[Begin Provided data]

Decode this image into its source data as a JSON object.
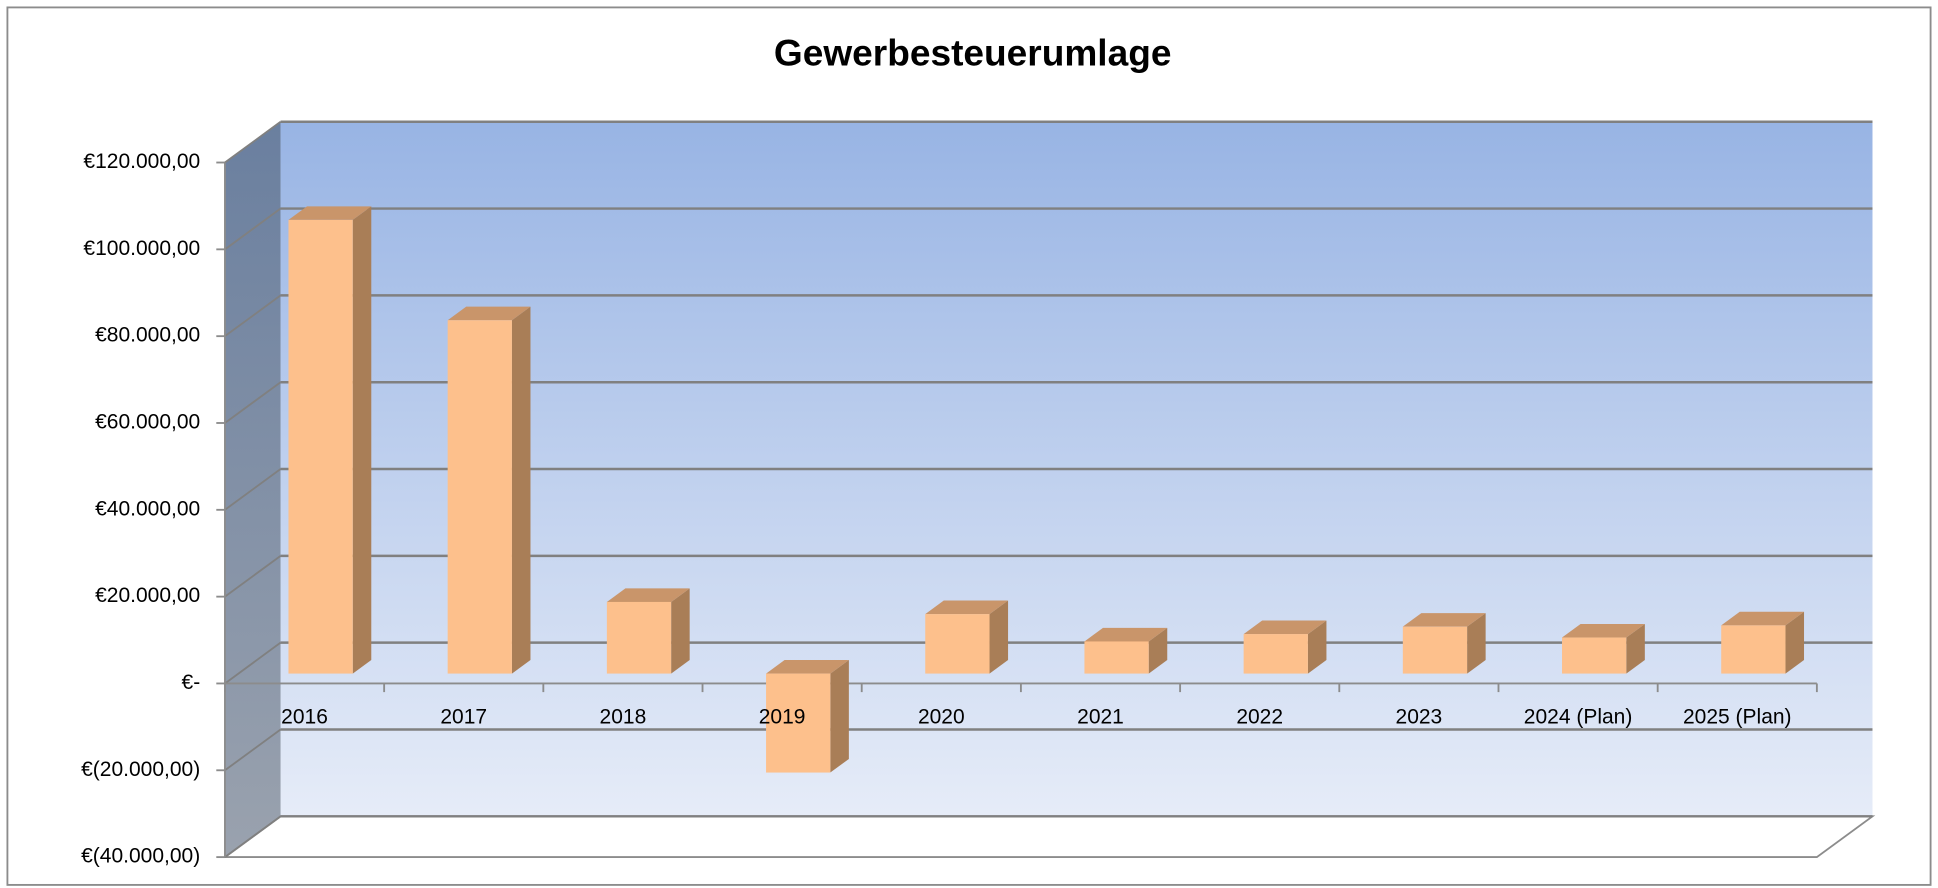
{
  "chart_data": {
    "type": "bar3d",
    "title": "Gewerbesteuerumlage",
    "categories": [
      "2016",
      "2017",
      "2018",
      "2019",
      "2020",
      "2021",
      "2022",
      "2023",
      "2024 (Plan)",
      "2025 (Plan)"
    ],
    "values": [
      104500,
      81400,
      16500,
      -22800,
      13700,
      7400,
      9100,
      10800,
      8300,
      11100
    ],
    "color": "#fdc08c",
    "ylim": [
      -40000,
      120000
    ],
    "yticks": [
      {
        "value": -40000,
        "label": "€(40.000,00)"
      },
      {
        "value": -20000,
        "label": "€(20.000,00)"
      },
      {
        "value": 0,
        "label": "€-"
      },
      {
        "value": 20000,
        "label": "€20.000,00"
      },
      {
        "value": 40000,
        "label": "€40.000,00"
      },
      {
        "value": 60000,
        "label": "€60.000,00"
      },
      {
        "value": 80000,
        "label": "€80.000,00"
      },
      {
        "value": 100000,
        "label": "€100.000,00"
      },
      {
        "value": 120000,
        "label": "€120.000,00"
      }
    ],
    "grid": true
  }
}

[End Provided data]

*What is asked*
How many lines of the data hold the string "label"? Reply with the number alone.

*Answer below*
9